▶ _Goal_
In the listing below, locate the lines bearing the word "면접전형". Copy every one of them.

***** Material provided

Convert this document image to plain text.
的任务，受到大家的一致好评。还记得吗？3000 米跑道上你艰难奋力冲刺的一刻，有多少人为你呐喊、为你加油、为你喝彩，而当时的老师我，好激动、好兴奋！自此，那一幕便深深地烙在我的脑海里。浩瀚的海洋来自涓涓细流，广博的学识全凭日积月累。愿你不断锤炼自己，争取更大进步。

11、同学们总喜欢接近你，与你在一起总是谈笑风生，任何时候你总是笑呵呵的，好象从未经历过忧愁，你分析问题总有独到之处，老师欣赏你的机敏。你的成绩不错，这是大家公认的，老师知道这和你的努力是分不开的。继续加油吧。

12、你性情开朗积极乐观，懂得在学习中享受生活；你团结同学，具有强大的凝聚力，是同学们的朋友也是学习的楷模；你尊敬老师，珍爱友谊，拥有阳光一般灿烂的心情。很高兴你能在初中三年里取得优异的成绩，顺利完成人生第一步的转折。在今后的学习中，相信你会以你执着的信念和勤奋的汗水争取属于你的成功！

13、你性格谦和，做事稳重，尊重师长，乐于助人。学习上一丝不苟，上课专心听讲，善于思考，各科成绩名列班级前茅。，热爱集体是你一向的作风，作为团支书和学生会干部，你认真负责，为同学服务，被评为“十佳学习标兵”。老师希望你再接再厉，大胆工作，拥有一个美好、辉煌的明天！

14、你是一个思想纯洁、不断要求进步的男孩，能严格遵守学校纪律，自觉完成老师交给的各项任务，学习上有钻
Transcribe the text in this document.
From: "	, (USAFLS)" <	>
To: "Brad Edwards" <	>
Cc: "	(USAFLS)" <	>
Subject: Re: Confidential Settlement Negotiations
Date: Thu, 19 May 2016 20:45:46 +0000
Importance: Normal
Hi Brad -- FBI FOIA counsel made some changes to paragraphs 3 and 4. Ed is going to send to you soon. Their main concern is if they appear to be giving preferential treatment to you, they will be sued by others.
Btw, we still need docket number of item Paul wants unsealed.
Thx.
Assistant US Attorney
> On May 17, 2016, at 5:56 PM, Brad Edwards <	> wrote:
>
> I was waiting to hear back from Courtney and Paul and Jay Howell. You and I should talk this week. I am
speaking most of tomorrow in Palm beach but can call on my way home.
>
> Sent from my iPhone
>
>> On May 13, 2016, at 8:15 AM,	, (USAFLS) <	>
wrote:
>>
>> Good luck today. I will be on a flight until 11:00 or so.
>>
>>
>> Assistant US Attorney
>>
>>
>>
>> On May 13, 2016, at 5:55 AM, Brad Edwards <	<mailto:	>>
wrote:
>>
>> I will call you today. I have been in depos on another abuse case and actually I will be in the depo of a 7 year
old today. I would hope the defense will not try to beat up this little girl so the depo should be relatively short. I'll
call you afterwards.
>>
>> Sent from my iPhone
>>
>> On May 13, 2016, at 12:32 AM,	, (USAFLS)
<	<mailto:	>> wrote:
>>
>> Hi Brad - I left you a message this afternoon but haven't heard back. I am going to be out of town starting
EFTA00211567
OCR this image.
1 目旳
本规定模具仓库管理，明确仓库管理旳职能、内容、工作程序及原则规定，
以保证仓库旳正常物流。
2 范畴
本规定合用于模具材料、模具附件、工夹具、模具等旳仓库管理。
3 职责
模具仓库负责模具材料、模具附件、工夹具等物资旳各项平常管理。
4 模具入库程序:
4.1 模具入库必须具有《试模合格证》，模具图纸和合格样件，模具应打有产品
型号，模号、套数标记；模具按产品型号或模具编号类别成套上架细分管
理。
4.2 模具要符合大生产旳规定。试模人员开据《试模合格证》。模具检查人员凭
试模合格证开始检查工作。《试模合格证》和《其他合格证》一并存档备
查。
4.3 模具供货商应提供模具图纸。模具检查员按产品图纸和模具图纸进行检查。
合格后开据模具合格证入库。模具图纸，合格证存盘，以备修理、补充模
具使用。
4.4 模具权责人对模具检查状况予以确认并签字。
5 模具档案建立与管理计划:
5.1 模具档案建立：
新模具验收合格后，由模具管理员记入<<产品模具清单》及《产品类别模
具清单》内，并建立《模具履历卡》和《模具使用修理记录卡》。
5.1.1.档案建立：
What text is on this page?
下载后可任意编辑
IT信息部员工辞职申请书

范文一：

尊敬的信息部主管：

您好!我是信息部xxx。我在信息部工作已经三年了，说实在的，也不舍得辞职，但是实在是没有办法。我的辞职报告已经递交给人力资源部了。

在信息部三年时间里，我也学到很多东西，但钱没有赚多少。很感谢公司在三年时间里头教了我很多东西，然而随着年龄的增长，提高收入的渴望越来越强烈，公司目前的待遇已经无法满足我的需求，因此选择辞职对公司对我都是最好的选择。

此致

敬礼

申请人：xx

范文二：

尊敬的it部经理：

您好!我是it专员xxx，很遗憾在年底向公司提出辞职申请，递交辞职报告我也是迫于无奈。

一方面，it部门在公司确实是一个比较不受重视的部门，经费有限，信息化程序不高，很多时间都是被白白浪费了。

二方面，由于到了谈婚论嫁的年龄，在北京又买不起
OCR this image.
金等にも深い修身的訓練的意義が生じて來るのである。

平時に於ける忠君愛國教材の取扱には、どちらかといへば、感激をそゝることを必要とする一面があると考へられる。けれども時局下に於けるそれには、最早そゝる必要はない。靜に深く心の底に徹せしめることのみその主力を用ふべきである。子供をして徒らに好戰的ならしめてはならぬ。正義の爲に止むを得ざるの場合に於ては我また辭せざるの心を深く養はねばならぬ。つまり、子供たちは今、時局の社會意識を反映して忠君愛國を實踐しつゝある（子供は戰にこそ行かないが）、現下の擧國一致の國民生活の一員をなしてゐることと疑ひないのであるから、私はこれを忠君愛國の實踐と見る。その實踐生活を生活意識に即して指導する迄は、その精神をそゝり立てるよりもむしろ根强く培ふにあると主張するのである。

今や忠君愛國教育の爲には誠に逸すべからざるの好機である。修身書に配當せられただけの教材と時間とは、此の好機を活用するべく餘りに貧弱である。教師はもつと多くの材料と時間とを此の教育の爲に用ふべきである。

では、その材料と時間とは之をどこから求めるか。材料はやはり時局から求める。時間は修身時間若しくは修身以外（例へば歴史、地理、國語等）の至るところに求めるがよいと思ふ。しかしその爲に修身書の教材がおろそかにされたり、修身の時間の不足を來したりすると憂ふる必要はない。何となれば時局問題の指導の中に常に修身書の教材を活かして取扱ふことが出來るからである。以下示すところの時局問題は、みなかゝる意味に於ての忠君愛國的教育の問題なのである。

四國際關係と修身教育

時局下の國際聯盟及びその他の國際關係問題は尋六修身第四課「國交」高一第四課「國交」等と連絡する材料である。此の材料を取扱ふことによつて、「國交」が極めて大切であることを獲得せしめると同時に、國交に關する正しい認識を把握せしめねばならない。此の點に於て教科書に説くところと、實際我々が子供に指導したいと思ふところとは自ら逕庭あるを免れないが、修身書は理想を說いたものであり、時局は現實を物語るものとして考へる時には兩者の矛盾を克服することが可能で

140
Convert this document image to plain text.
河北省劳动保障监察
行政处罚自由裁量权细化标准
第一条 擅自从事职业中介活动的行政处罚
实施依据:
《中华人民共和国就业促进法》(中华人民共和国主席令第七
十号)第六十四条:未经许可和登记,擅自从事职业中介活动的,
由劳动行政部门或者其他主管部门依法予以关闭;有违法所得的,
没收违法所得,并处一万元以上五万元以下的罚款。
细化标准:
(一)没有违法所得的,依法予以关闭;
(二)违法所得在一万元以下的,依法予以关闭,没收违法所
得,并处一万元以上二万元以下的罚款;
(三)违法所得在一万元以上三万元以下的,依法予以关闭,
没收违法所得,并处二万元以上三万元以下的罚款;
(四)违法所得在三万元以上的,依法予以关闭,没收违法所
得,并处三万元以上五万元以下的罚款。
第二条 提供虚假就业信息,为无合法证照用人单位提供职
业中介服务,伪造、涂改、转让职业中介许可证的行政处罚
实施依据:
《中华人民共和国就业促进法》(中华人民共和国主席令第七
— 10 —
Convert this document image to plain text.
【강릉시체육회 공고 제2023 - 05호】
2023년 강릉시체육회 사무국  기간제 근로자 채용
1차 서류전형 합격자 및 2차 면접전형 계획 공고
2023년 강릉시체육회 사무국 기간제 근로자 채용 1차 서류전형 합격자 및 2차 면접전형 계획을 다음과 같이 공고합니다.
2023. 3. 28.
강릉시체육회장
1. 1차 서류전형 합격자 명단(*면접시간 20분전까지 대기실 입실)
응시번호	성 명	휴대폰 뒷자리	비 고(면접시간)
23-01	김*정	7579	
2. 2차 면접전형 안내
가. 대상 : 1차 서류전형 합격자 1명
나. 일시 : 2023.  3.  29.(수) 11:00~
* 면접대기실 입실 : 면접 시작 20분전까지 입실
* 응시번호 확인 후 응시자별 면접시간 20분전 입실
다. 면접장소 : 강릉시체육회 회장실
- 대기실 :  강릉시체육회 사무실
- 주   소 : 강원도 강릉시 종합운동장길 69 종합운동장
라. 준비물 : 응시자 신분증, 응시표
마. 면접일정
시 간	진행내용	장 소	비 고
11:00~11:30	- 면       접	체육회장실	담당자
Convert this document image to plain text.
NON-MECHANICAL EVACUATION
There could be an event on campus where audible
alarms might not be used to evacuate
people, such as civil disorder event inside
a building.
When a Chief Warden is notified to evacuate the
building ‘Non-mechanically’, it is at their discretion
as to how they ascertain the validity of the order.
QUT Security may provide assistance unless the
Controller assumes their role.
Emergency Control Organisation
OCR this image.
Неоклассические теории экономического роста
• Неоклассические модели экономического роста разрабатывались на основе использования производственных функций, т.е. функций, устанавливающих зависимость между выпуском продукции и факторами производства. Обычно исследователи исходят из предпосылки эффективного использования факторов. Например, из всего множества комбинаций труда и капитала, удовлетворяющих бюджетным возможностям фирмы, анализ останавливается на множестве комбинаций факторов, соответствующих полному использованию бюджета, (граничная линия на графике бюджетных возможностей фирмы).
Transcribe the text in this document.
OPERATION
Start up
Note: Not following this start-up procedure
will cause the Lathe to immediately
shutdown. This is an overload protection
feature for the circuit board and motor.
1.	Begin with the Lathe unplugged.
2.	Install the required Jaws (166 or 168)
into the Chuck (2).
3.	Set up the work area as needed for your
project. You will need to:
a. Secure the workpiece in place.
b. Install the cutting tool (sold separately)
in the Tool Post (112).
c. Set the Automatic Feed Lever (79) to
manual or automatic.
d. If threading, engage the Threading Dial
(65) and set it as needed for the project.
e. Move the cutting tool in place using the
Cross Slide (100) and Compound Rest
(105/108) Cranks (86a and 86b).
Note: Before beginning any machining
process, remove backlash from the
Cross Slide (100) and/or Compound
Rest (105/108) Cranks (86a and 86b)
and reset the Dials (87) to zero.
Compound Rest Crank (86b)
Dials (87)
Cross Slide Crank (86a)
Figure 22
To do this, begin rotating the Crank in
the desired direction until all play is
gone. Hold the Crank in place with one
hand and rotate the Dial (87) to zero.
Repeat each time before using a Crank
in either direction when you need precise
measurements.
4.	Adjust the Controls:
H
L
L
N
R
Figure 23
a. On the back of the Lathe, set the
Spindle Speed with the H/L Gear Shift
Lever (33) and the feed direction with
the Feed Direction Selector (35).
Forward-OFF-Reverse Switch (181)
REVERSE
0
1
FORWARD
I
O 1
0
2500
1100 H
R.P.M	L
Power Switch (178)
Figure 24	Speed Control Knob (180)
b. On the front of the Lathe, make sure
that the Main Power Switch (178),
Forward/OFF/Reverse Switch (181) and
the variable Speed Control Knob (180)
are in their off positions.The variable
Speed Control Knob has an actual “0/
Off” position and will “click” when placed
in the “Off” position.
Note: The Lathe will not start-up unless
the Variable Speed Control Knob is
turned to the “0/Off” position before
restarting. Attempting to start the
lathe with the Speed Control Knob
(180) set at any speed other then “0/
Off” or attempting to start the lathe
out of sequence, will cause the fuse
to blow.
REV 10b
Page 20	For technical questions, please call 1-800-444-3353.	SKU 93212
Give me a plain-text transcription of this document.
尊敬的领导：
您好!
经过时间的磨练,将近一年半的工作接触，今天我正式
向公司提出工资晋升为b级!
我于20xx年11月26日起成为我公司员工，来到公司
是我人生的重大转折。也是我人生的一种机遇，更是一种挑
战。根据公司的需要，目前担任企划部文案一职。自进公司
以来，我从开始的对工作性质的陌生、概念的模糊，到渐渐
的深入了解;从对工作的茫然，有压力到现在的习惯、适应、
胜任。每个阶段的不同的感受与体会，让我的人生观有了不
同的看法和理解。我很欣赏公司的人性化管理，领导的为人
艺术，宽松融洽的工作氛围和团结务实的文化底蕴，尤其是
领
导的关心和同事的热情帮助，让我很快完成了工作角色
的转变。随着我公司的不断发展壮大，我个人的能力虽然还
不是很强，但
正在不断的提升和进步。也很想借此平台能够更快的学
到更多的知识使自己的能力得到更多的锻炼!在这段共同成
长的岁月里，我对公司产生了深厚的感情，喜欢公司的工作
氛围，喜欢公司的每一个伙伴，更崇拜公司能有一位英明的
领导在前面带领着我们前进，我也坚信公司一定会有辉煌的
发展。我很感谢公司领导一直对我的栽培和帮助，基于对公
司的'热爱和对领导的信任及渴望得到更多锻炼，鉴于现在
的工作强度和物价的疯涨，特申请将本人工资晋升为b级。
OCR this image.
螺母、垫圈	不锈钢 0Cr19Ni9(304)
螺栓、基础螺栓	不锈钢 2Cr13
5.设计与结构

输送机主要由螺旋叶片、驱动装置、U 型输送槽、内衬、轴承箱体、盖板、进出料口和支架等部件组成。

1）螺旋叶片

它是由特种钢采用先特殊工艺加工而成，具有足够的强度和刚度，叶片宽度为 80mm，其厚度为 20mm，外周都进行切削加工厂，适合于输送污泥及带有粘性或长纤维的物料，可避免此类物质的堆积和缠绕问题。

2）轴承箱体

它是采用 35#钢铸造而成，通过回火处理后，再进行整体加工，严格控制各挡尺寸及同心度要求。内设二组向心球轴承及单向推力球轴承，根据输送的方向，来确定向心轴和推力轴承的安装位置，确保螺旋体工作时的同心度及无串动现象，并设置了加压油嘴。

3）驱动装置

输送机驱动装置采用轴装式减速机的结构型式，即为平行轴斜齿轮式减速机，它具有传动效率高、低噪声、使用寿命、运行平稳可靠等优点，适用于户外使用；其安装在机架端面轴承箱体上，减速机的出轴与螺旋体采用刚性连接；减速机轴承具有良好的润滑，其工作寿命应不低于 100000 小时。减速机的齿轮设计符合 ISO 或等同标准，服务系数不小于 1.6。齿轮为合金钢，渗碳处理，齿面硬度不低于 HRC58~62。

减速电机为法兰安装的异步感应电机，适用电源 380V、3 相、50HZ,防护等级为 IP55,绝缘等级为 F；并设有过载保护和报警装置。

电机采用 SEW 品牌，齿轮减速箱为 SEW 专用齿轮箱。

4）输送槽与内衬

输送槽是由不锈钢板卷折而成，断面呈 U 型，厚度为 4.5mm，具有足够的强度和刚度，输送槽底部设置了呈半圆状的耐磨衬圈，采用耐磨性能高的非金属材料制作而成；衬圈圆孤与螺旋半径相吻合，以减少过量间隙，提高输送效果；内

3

**********

▶ _Written response_
1차 서류전형 합격자 및 2차 면접전형 계획 공고
2023년 강릉시체육회 사무국 기간제 근로자 채용 1차 서류전형 합격자 및 2차 면접전형 계획을 다음과 같이 공고합니다.
2. 2차 면접전형 안내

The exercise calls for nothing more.